■ WHAT TO WORK ON:
Copy every line of the data that includes the string "補助事業者等は".

■ TASK DATA:
++++++++++++++++++++
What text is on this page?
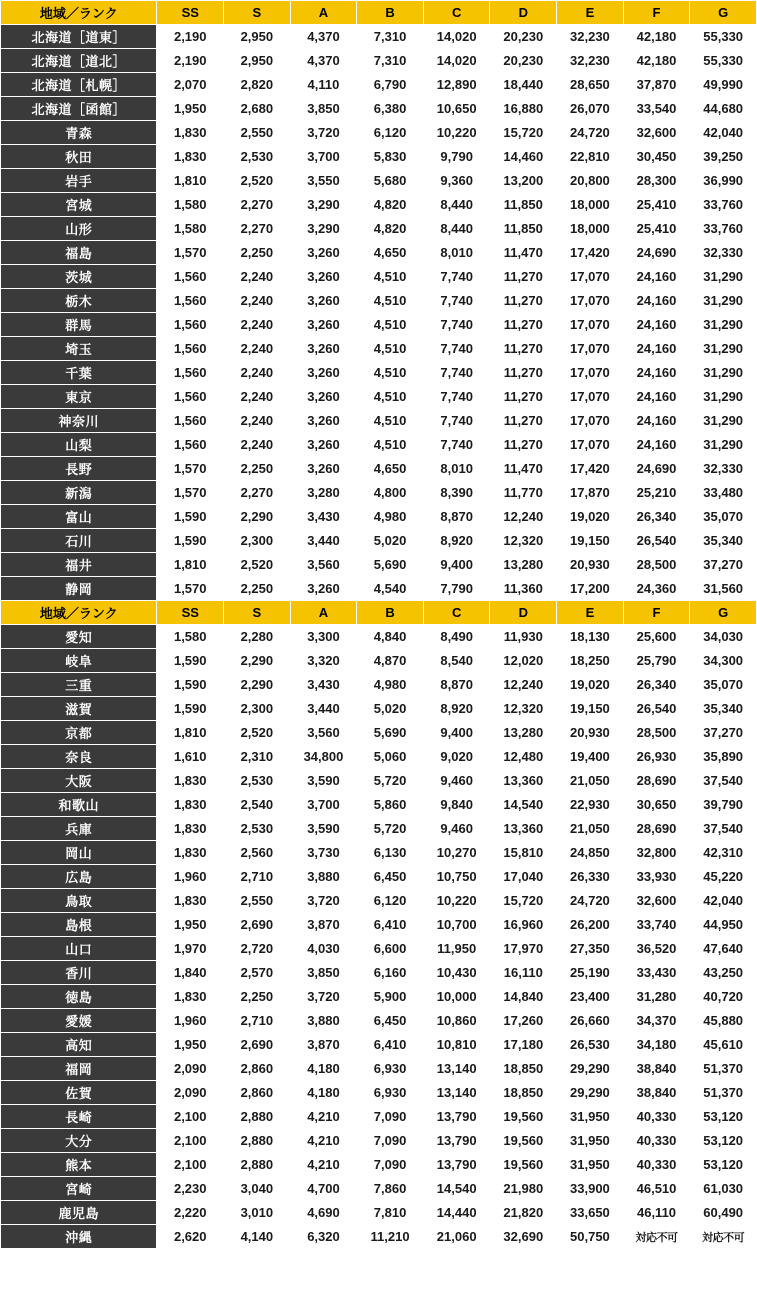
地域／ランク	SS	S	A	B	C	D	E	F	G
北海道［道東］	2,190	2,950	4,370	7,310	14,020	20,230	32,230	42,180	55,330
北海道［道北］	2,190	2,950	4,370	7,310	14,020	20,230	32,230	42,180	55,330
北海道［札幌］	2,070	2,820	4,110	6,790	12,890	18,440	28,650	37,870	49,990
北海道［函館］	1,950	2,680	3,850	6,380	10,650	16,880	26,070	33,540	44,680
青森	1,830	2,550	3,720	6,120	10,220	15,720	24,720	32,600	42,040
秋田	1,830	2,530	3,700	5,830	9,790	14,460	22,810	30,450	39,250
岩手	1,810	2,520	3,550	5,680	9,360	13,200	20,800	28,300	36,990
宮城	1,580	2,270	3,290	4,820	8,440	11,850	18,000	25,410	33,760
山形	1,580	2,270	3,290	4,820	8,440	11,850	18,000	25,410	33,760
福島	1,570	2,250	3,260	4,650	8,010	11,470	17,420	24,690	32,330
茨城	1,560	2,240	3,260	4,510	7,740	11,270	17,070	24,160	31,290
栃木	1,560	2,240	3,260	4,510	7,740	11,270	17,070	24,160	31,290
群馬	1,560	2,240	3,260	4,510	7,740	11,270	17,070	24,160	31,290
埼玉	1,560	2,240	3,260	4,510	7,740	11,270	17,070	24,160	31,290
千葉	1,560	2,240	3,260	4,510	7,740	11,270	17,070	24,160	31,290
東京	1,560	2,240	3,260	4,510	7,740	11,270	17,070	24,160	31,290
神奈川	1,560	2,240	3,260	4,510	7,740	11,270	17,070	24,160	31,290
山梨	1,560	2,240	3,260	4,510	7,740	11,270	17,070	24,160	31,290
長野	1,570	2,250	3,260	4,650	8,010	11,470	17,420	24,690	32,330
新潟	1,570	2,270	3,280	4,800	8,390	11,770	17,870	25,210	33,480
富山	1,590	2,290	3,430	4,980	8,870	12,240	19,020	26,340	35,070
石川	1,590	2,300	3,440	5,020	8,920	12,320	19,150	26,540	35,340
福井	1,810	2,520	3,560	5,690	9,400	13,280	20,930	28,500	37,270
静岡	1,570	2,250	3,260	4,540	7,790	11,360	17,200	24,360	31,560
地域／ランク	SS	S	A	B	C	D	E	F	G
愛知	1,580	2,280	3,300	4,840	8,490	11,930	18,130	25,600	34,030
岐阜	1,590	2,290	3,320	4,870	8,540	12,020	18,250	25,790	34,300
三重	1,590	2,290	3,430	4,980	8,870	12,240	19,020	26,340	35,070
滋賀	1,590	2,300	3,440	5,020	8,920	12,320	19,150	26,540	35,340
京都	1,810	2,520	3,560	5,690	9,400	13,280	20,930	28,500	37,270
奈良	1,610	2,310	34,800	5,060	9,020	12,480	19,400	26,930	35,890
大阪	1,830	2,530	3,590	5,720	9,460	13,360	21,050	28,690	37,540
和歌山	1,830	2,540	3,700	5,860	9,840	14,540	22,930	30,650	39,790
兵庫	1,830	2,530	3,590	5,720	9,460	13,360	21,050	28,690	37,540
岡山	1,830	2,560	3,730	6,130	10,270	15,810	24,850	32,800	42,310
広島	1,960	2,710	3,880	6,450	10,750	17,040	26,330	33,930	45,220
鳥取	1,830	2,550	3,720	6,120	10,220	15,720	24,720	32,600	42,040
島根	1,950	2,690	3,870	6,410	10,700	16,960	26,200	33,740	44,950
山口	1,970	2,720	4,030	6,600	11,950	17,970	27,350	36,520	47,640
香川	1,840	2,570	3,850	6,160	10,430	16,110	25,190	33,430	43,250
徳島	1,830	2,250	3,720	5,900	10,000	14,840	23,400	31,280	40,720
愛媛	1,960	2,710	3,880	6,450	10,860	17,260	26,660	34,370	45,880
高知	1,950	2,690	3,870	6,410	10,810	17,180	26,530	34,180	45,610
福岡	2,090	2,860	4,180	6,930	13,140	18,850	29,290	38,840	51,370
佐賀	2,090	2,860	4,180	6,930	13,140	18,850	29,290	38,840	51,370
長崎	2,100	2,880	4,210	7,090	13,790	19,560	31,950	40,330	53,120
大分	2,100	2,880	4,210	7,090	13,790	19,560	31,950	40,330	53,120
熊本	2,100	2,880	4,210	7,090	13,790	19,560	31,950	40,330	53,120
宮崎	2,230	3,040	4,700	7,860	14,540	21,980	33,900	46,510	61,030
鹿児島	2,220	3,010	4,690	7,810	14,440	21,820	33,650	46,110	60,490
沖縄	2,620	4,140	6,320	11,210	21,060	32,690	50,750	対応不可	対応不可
++++++++++++++++++++
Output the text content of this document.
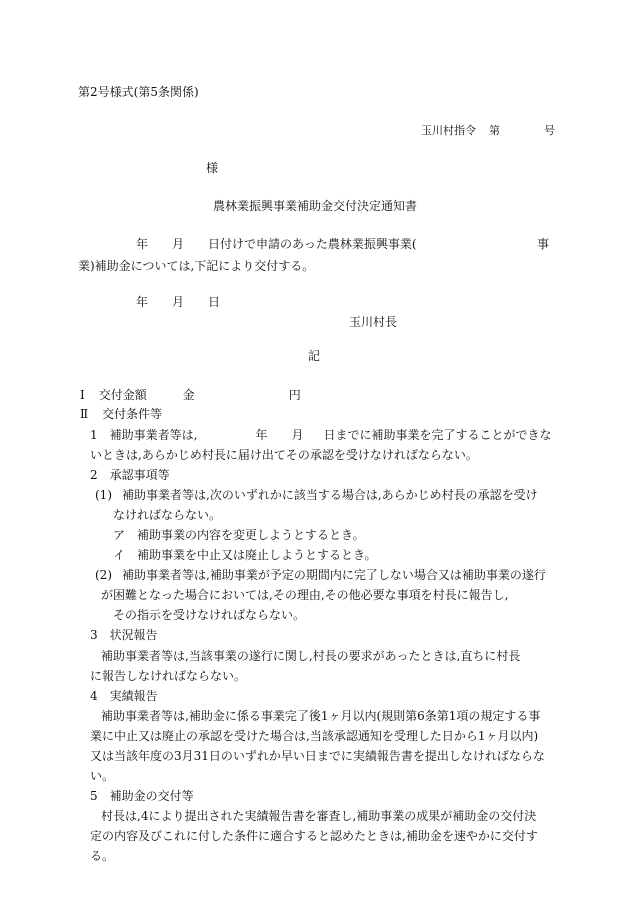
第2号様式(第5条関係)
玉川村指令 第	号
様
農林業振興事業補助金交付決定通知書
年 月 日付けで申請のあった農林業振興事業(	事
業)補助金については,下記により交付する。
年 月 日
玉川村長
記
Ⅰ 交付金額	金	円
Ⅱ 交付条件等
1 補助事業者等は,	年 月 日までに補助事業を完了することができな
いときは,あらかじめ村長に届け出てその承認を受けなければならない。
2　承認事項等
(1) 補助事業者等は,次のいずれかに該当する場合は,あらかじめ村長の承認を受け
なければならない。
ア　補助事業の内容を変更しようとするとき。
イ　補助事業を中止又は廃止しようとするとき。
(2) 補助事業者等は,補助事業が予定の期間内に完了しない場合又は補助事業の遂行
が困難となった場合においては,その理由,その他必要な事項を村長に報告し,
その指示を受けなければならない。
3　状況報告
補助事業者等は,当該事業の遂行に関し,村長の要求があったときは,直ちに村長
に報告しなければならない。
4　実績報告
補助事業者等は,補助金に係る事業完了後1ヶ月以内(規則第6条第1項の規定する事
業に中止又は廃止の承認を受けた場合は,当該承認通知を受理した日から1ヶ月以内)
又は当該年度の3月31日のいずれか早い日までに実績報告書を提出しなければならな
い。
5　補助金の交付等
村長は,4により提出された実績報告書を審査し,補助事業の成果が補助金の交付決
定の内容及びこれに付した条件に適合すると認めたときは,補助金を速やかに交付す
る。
++++++++++++++++++++
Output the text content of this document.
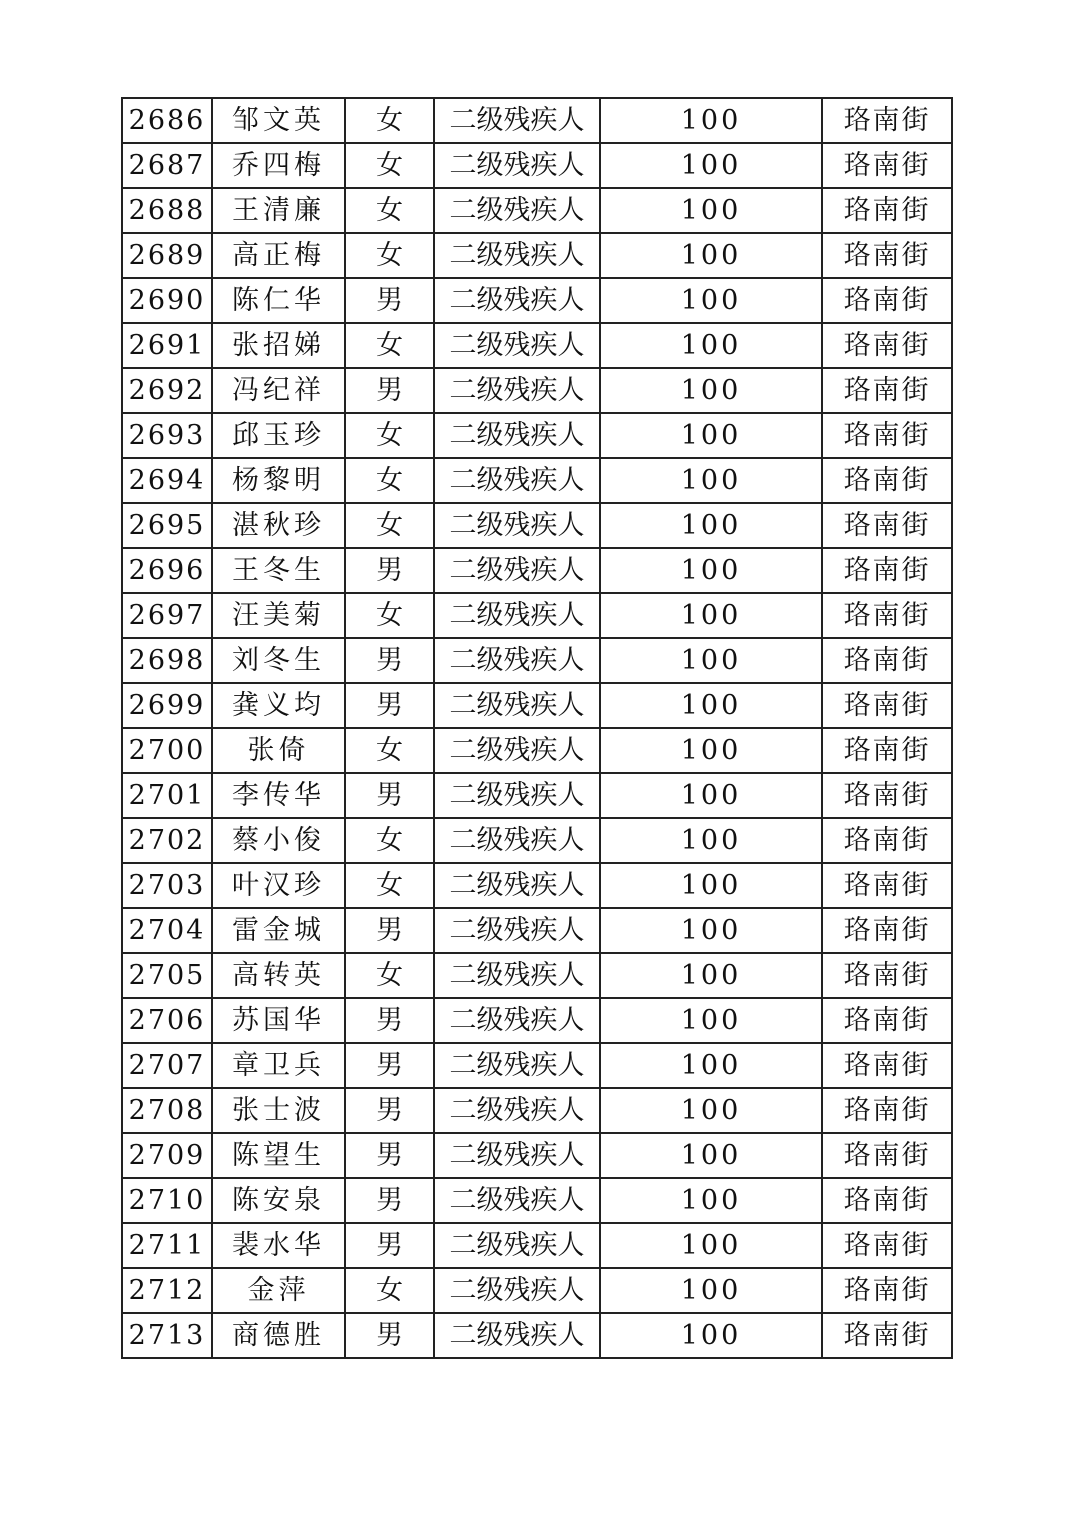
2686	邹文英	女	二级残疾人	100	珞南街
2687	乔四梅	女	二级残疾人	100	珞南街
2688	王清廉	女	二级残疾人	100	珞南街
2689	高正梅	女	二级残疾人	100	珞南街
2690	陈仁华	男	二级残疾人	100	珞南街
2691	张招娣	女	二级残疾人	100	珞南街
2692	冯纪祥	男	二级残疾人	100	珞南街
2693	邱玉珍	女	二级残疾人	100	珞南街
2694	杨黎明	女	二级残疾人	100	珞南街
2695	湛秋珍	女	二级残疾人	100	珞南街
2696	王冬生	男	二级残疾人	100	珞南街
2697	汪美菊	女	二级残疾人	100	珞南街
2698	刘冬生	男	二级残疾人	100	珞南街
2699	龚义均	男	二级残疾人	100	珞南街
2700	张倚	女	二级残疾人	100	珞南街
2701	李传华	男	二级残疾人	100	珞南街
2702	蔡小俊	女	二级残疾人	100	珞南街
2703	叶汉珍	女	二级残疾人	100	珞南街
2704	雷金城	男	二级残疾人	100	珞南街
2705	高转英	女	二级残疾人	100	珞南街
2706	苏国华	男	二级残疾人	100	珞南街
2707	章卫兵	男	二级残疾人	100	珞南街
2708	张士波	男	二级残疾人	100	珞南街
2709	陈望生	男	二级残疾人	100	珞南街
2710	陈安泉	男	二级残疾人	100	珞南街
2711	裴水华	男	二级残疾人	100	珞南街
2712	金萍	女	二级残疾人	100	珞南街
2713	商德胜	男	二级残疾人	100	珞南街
++++++++++++++++++++
■ EXERCISE RESULT:
1 補助事業者等は,	年 月 日までに補助事業を完了することができな
(1) 補助事業者等は,次のいずれかに該当する場合は,あらかじめ村長の承認を受け
(2) 補助事業者等は,補助事業が予定の期間内に完了しない場合又は補助事業の遂行
補助事業者等は,当該事業の遂行に関し,村長の要求があったときは,直ちに村長
補助事業者等は,補助金に係る事業完了後1ヶ月以内(規則第6条第1項の規定する事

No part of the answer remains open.